Which lines of the records contain "phone"? Collect every one of them.

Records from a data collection
** begin **

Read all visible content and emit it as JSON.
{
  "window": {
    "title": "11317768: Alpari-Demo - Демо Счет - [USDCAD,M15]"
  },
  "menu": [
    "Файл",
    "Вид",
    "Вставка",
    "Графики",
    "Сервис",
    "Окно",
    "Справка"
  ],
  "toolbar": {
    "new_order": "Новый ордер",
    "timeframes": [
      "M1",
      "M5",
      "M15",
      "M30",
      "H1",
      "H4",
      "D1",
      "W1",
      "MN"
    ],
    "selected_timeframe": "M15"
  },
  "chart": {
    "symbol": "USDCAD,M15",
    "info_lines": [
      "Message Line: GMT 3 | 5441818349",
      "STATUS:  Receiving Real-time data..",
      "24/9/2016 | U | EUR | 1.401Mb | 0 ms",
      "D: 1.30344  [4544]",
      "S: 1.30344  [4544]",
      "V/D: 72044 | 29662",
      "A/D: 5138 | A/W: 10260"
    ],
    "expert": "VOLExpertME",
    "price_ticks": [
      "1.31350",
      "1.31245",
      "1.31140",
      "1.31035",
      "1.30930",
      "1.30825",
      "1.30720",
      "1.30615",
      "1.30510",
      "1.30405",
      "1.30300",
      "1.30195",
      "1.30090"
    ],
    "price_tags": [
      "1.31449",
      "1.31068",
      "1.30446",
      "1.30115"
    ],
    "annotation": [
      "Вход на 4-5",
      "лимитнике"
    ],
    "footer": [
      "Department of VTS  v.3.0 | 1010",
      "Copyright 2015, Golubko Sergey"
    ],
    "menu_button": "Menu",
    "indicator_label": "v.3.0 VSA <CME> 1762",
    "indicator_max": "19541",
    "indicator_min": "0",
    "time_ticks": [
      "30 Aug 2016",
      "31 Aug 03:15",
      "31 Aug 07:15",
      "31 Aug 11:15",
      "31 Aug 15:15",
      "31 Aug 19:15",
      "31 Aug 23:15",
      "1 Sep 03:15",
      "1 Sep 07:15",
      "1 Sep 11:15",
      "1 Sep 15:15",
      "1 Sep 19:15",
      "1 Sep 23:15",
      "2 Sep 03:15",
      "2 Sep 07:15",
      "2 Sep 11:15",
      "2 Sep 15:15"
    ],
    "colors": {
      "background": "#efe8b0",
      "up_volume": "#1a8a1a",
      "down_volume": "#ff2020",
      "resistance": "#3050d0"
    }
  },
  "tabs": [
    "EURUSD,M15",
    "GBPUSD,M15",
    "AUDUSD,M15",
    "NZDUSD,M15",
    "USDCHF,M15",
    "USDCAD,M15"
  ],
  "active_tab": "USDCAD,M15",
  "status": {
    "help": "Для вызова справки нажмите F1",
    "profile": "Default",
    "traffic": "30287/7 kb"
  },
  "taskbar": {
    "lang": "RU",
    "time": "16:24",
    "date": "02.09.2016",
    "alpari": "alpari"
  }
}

** end **
** begin **

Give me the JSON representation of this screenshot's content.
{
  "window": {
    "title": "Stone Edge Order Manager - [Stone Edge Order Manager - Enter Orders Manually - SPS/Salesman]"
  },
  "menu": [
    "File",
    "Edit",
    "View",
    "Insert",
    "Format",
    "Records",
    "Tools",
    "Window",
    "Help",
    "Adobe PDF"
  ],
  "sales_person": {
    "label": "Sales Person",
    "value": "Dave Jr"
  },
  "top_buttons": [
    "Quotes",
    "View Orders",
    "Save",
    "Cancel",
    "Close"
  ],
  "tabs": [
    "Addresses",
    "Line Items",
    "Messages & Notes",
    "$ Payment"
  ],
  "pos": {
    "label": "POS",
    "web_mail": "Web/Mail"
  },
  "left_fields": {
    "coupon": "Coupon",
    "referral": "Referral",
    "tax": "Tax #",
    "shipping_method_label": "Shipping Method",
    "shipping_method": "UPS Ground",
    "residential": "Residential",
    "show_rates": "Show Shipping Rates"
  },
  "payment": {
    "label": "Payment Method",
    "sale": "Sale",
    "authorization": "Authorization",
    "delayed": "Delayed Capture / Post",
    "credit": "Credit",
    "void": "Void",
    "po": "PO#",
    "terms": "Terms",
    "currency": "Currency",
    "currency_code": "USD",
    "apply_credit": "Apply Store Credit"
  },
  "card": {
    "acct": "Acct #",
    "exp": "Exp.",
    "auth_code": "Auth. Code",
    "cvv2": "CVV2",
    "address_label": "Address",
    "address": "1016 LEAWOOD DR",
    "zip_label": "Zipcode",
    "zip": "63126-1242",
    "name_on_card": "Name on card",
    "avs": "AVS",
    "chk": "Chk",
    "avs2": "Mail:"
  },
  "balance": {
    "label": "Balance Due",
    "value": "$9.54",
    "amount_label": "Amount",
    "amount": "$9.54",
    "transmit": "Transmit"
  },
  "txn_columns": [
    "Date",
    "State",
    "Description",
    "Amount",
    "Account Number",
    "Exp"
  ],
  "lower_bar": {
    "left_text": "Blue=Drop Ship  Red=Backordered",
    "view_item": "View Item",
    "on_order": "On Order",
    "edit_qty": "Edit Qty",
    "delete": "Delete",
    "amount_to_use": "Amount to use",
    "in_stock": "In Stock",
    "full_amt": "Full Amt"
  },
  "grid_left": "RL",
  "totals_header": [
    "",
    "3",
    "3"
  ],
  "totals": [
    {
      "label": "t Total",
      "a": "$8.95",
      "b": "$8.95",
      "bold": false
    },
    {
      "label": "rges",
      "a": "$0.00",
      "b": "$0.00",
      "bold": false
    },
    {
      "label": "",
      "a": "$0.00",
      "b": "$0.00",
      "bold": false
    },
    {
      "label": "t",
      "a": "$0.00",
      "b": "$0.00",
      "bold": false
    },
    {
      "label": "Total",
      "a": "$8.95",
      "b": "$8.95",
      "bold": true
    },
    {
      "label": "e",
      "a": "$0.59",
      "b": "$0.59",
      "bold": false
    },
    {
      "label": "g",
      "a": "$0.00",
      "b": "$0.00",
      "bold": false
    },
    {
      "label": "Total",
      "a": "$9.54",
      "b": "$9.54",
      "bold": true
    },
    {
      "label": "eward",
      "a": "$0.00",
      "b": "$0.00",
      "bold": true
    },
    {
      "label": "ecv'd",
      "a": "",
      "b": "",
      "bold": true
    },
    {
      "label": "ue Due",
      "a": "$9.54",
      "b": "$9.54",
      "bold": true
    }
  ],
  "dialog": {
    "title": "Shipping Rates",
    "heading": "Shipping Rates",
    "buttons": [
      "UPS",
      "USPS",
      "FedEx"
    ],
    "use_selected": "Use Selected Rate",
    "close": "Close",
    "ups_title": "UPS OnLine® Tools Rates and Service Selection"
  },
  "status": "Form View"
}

** end **
** begin **

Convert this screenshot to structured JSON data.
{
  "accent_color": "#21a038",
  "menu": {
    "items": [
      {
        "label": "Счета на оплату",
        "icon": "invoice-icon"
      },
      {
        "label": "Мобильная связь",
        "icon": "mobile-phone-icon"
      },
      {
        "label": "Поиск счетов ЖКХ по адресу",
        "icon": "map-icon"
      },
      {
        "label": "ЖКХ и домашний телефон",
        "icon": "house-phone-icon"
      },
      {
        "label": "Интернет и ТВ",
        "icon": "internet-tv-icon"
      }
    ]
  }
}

** end **

**TASK SOLUTION:**
        "icon": "mobile-phone-icon"
        "icon": "house-phone-icon"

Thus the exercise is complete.